- _Task to carry out_
Every entry must be given again exactly.

- _Dataset_
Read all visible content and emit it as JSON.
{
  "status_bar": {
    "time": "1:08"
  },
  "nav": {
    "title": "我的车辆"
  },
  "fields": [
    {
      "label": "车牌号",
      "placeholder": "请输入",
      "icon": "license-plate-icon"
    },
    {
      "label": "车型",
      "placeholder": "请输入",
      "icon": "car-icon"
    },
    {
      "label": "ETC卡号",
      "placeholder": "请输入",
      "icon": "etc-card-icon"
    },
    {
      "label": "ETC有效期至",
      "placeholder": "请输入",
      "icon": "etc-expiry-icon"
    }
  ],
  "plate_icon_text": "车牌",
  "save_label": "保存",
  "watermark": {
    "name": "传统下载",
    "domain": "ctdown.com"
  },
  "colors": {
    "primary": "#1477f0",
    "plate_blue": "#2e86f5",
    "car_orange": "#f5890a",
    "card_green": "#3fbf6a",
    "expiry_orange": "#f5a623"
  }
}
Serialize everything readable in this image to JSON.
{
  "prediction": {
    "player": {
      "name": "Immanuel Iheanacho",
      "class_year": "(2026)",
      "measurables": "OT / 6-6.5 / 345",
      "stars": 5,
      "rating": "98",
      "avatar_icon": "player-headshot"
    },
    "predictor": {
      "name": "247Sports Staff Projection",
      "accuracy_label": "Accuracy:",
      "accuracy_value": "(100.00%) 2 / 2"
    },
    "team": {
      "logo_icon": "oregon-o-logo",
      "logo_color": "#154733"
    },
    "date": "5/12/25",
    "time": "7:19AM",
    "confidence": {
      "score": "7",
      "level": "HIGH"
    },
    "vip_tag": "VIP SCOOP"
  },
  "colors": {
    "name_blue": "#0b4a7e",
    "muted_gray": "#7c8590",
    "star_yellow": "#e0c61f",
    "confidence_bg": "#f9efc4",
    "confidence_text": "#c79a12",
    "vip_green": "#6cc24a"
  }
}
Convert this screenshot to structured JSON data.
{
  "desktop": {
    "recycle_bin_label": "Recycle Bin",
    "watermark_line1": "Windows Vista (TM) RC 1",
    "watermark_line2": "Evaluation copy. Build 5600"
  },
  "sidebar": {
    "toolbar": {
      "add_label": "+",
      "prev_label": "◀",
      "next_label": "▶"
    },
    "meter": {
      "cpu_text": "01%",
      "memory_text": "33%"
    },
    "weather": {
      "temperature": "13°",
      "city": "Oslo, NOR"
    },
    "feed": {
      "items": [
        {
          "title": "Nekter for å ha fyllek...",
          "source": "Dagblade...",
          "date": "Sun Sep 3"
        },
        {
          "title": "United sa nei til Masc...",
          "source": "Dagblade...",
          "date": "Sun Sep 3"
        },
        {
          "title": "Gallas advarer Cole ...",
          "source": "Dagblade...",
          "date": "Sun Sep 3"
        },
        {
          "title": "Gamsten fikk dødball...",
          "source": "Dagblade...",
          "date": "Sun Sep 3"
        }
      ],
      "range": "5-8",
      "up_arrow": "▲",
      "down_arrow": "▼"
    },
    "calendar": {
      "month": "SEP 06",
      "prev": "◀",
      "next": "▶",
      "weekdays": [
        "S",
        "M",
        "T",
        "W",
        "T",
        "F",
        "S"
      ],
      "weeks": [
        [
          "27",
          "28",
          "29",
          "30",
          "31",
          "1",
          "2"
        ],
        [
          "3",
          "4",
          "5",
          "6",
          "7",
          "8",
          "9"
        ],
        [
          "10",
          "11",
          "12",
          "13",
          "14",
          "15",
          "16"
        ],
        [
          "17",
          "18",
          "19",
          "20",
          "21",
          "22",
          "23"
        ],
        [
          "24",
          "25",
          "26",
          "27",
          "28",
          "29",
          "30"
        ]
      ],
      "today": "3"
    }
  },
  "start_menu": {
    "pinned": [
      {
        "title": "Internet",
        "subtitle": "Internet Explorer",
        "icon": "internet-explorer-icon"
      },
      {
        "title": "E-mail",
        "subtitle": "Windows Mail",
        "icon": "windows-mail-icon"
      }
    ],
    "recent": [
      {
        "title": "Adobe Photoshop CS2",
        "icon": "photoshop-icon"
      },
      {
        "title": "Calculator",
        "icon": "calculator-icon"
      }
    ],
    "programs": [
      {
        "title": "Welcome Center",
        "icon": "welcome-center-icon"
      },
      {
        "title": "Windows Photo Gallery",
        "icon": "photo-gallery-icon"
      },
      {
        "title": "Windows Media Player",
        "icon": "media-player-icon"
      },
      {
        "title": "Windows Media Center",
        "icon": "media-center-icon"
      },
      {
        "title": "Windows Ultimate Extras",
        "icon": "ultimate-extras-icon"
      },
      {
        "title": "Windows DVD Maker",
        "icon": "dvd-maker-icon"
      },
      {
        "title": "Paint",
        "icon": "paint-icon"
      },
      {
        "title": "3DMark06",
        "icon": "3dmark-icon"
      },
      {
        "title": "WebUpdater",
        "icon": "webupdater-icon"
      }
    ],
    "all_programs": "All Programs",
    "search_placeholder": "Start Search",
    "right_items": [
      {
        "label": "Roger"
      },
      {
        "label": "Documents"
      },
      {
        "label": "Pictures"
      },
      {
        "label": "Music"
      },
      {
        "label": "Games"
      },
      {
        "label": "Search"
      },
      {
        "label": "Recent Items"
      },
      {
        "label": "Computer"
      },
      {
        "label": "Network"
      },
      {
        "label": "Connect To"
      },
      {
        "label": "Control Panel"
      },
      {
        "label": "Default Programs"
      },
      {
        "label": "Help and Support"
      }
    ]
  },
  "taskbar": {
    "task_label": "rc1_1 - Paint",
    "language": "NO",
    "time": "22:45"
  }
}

- _Task response_
Read all visible content and emit it as JSON.
{
  "status_bar": {
    "time": "1:08"
  },
  "nav": {
    "title": "我的车辆"
  },
  "fields": [
    {
      "label": "车牌号",
      "placeholder": "请输入",
      "icon": "license-plate-icon"
    },
    {
      "label": "车型",
      "placeholder": "请输入",
      "icon": "car-icon"
    },
    {
      "label": "ETC卡号",
      "placeholder": "请输入",
      "icon": "etc-card-icon"
    },
    {
      "label": "ETC有效期至",
      "placeholder": "请输入",
      "icon": "etc-expiry-icon"
    }
  ],
  "plate_icon_text": "车牌",
  "save_label": "保存",
  "watermark": {
    "name": "传统下载",
    "domain": "ctdown.com"
  },
  "colors": {
    "primary": "#1477f0",
    "plate_blue": "#2e86f5",
    "car_orange": "#f5890a",
    "card_green": "#3fbf6a",
    "expiry_orange": "#f5a623"
  }
}
Serialize everything readable in this image to JSON.
{
  "prediction": {
    "player": {
      "name": "Immanuel Iheanacho",
      "class_year": "(2026)",
      "measurables": "OT / 6-6.5 / 345",
      "stars": 5,
      "rating": "98",
      "avatar_icon": "player-headshot"
    },
    "predictor": {
      "name": "247Sports Staff Projection",
      "accuracy_label": "Accuracy:",
      "accuracy_value": "(100.00%) 2 / 2"
    },
    "team": {
      "logo_icon": "oregon-o-logo",
      "logo_color": "#154733"
    },
    "date": "5/12/25",
    "time": "7:19AM",
    "confidence": {
      "score": "7",
      "level": "HIGH"
    },
    "vip_tag": "VIP SCOOP"
  },
  "colors": {
    "name_blue": "#0b4a7e",
    "muted_gray": "#7c8590",
    "star_yellow": "#e0c61f",
    "confidence_bg": "#f9efc4",
    "confidence_text": "#c79a12",
    "vip_green": "#6cc24a"
  }
}
Convert this screenshot to structured JSON data.
{
  "desktop": {
    "recycle_bin_label": "Recycle Bin",
    "watermark_line1": "Windows Vista (TM) RC 1",
    "watermark_line2": "Evaluation copy. Build 5600"
  },
  "sidebar": {
    "toolbar": {
      "add_label": "+",
      "prev_label": "◀",
      "next_label": "▶"
    },
    "meter": {
      "cpu_text": "01%",
      "memory_text": "33%"
    },
    "weather": {
      "temperature": "13°",
      "city": "Oslo, NOR"
    },
    "feed": {
      "items": [
        {
          "title": "Nekter for å ha fyllek...",
          "source": "Dagblade...",
          "date": "Sun Sep 3"
        },
        {
          "title": "United sa nei til Masc...",
          "source": "Dagblade...",
          "date": "Sun Sep 3"
        },
        {
          "title": "Gallas advarer Cole ...",
          "source": "Dagblade...",
          "date": "Sun Sep 3"
        },
        {
          "title": "Gamsten fikk dødball...",
          "source": "Dagblade...",
          "date": "Sun Sep 3"
        }
      ],
      "range": "5-8",
      "up_arrow": "▲",
      "down_arrow": "▼"
    },
    "calendar": {
      "month": "SEP 06",
      "prev": "◀",
      "next": "▶",
      "weekdays": [
        "S",
        "M",
        "T",
        "W",
        "T",
        "F",
        "S"
      ],
      "weeks": [
        [
          "27",
          "28",
          "29",
          "30",
          "31",
          "1",
          "2"
        ],
        [
          "3",
          "4",
          "5",
          "6",
          "7",
          "8",
          "9"
        ],
        [
          "10",
          "11",
          "12",
          "13",
          "14",
          "15",
          "16"
        ],
        [
          "17",
          "18",
          "19",
          "20",
          "21",
          "22",
          "23"
        ],
        [
          "24",
          "25",
          "26",
          "27",
          "28",
          "29",
          "30"
        ]
      ],
      "today": "3"
    }
  },
  "start_menu": {
    "pinned": [
      {
        "title": "Internet",
        "subtitle": "Internet Explorer",
        "icon": "internet-explorer-icon"
      },
      {
        "title": "E-mail",
        "subtitle": "Windows Mail",
        "icon": "windows-mail-icon"
      }
    ],
    "recent": [
      {
        "title": "Adobe Photoshop CS2",
        "icon": "photoshop-icon"
      },
      {
        "title": "Calculator",
        "icon": "calculator-icon"
      }
    ],
    "programs": [
      {
        "title": "Welcome Center",
        "icon": "welcome-center-icon"
      },
      {
        "title": "Windows Photo Gallery",
        "icon": "photo-gallery-icon"
      },
      {
        "title": "Windows Media Player",
        "icon": "media-player-icon"
      },
      {
        "title": "Windows Media Center",
        "icon": "media-center-icon"
      },
      {
        "title": "Windows Ultimate Extras",
        "icon": "ultimate-extras-icon"
      },
      {
        "title": "Windows DVD Maker",
        "icon": "dvd-maker-icon"
      },
      {
        "title": "Paint",
        "icon": "paint-icon"
      },
      {
        "title": "3DMark06",
        "icon": "3dmark-icon"
      },
      {
        "title": "WebUpdater",
        "icon": "webupdater-icon"
      }
    ],
    "all_programs": "All Programs",
    "search_placeholder": "Start Search",
    "right_items": [
      {
        "label": "Roger"
      },
      {
        "label": "Documents"
      },
      {
        "label": "Pictures"
      },
      {
        "label": "Music"
      },
      {
        "label": "Games"
      },
      {
        "label": "Search"
      },
      {
        "label": "Recent Items"
      },
      {
        "label": "Computer"
      },
      {
        "label": "Network"
      },
      {
        "label": "Connect To"
      },
      {
        "label": "Control Panel"
      },
      {
        "label": "Default Programs"
      },
      {
        "label": "Help and Support"
      }
    ]
  },
  "taskbar": {
    "task_label": "rc1_1 - Paint",
    "language": "NO",
    "time": "22:45"
  }
}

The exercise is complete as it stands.